◆ Stored rows:
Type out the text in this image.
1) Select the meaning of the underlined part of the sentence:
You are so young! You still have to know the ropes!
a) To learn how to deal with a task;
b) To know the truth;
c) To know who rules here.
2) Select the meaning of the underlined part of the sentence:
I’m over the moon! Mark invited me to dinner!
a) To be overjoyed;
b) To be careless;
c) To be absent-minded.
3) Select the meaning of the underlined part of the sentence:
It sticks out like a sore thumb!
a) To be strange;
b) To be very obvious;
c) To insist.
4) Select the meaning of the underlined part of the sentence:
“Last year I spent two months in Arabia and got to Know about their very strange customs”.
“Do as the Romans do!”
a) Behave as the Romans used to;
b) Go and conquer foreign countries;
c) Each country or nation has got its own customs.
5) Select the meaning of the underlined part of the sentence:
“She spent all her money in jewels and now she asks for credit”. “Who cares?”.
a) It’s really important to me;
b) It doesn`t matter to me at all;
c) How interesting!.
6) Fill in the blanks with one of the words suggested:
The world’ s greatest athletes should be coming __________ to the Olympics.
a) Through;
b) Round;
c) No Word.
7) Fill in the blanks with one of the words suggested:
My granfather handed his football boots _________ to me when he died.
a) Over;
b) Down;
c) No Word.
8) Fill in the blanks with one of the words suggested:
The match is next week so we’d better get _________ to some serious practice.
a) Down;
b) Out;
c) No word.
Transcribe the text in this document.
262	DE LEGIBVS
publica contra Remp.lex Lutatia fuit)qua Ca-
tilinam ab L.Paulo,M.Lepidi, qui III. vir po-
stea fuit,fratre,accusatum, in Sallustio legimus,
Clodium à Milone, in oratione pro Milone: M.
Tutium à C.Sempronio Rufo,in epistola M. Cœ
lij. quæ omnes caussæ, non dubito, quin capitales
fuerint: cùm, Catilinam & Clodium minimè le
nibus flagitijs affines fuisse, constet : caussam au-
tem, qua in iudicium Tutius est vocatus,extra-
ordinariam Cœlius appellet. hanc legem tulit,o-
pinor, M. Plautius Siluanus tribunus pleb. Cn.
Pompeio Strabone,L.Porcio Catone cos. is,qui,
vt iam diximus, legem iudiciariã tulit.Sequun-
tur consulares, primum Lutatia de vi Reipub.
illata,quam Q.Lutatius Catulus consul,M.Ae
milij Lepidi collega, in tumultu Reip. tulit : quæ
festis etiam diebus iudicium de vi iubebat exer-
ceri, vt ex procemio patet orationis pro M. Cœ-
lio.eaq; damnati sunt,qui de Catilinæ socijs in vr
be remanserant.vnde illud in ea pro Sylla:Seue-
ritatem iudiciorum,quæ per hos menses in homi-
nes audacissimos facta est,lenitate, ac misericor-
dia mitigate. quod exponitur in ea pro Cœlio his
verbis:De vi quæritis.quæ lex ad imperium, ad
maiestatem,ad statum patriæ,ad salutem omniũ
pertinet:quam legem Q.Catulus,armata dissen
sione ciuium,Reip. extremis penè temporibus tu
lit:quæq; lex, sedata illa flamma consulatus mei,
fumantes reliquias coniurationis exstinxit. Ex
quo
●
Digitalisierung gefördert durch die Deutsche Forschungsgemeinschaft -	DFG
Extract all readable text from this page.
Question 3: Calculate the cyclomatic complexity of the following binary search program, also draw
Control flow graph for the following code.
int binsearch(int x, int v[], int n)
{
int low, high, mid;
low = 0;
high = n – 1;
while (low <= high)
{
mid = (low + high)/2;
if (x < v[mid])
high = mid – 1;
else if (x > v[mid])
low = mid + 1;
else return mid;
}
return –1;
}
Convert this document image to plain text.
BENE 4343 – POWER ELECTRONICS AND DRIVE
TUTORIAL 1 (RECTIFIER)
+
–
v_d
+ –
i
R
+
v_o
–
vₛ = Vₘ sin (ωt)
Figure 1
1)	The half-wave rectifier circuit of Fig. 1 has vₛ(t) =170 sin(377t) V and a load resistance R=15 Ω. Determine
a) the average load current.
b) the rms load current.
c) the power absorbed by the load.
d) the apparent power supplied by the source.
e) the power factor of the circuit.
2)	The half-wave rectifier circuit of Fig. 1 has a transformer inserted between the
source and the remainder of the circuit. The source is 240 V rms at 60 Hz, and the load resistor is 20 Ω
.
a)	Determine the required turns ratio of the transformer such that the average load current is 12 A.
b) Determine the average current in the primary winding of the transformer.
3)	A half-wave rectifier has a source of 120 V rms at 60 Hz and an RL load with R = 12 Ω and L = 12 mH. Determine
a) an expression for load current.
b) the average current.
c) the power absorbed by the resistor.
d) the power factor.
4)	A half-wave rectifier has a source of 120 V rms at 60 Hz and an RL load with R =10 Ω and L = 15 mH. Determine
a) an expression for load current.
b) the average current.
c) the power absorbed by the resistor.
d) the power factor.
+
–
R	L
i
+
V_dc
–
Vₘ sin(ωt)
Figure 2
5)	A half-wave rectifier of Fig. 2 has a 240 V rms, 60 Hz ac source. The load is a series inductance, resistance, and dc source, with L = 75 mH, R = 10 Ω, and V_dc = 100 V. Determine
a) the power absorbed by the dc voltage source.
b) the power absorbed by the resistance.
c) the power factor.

◆ Brief: Print the records above in full, exactly.

◆ Task answer:
Type out the text in this image.
1) Select the meaning of the underlined part of the sentence:
You are so young! You still have to know the ropes!
a) To learn how to deal with a task;
b) To know the truth;
c) To know who rules here.
2) Select the meaning of the underlined part of the sentence:
I’m over the moon! Mark invited me to dinner!
a) To be overjoyed;
b) To be careless;
c) To be absent-minded.
3) Select the meaning of the underlined part of the sentence:
It sticks out like a sore thumb!
a) To be strange;
b) To be very obvious;
c) To insist.
4) Select the meaning of the underlined part of the sentence:
“Last year I spent two months in Arabia and got to Know about their very strange customs”.
“Do as the Romans do!”
a) Behave as the Romans used to;
b) Go and conquer foreign countries;
c) Each country or nation has got its own customs.
5) Select the meaning of the underlined part of the sentence:
“She spent all her money in jewels and now she asks for credit”. “Who cares?”.
a) It’s really important to me;
b) It doesn`t matter to me at all;
c) How interesting!.
6) Fill in the blanks with one of the words suggested:
The world’ s greatest athletes should be coming __________ to the Olympics.
a) Through;
b) Round;
c) No Word.
7) Fill in the blanks with one of the words suggested:
My granfather handed his football boots _________ to me when he died.
a) Over;
b) Down;
c) No Word.
8) Fill in the blanks with one of the words suggested:
The match is next week so we’d better get _________ to some serious practice.
a) Down;
b) Out;
c) No word.
Transcribe the text in this document.
262	DE LEGIBVS
publica contra Remp.lex Lutatia fuit)qua Ca-
tilinam ab L.Paulo,M.Lepidi, qui III. vir po-
stea fuit,fratre,accusatum, in Sallustio legimus,
Clodium à Milone, in oratione pro Milone: M.
Tutium à C.Sempronio Rufo,in epistola M. Cœ
lij. quæ omnes caussæ, non dubito, quin capitales
fuerint: cùm, Catilinam & Clodium minimè le
nibus flagitijs affines fuisse, constet : caussam au-
tem, qua in iudicium Tutius est vocatus,extra-
ordinariam Cœlius appellet. hanc legem tulit,o-
pinor, M. Plautius Siluanus tribunus pleb. Cn.
Pompeio Strabone,L.Porcio Catone cos. is,qui,
vt iam diximus, legem iudiciariã tulit.Sequun-
tur consulares, primum Lutatia de vi Reipub.
illata,quam Q.Lutatius Catulus consul,M.Ae
milij Lepidi collega, in tumultu Reip. tulit : quæ
festis etiam diebus iudicium de vi iubebat exer-
ceri, vt ex procemio patet orationis pro M. Cœ-
lio.eaq; damnati sunt,qui de Catilinæ socijs in vr
be remanserant.vnde illud in ea pro Sylla:Seue-
ritatem iudiciorum,quæ per hos menses in homi-
nes audacissimos facta est,lenitate, ac misericor-
dia mitigate. quod exponitur in ea pro Cœlio his
verbis:De vi quæritis.quæ lex ad imperium, ad
maiestatem,ad statum patriæ,ad salutem omniũ
pertinet:quam legem Q.Catulus,armata dissen
sione ciuium,Reip. extremis penè temporibus tu
lit:quæq; lex, sedata illa flamma consulatus mei,
fumantes reliquias coniurationis exstinxit. Ex
quo
●
Digitalisierung gefördert durch die Deutsche Forschungsgemeinschaft -	DFG
Extract all readable text from this page.
Question 3: Calculate the cyclomatic complexity of the following binary search program, also draw
Control flow graph for the following code.
int binsearch(int x, int v[], int n)
{
int low, high, mid;
low = 0;
high = n – 1;
while (low <= high)
{
mid = (low + high)/2;
if (x < v[mid])
high = mid – 1;
else if (x > v[mid])
low = mid + 1;
else return mid;
}
return –1;
}
Convert this document image to plain text.
BENE 4343 – POWER ELECTRONICS AND DRIVE
TUTORIAL 1 (RECTIFIER)
+
–
v_d
+ –
i
R
+
v_o
–
vₛ = Vₘ sin (ωt)
Figure 1
1)	The half-wave rectifier circuit of Fig. 1 has vₛ(t) =170 sin(377t) V and a load resistance R=15 Ω. Determine
a) the average load current.
b) the rms load current.
c) the power absorbed by the load.
d) the apparent power supplied by the source.
e) the power factor of the circuit.
2)	The half-wave rectifier circuit of Fig. 1 has a transformer inserted between the
source and the remainder of the circuit. The source is 240 V rms at 60 Hz, and the load resistor is 20 Ω
.
a)	Determine the required turns ratio of the transformer such that the average load current is 12 A.
b) Determine the average current in the primary winding of the transformer.
3)	A half-wave rectifier has a source of 120 V rms at 60 Hz and an RL load with R = 12 Ω and L = 12 mH. Determine
a) an expression for load current.
b) the average current.
c) the power absorbed by the resistor.
d) the power factor.
4)	A half-wave rectifier has a source of 120 V rms at 60 Hz and an RL load with R =10 Ω and L = 15 mH. Determine
a) an expression for load current.
b) the average current.
c) the power absorbed by the resistor.
d) the power factor.
+
–
R	L
i
+
V_dc
–
Vₘ sin(ωt)
Figure 2
5)	A half-wave rectifier of Fig. 2 has a 240 V rms, 60 Hz ac source. The load is a series inductance, resistance, and dc source, with L = 75 mH, R = 10 Ω, and V_dc = 100 V. Determine
a) the power absorbed by the dc voltage source.
b) the power absorbed by the resistance.
c) the power factor.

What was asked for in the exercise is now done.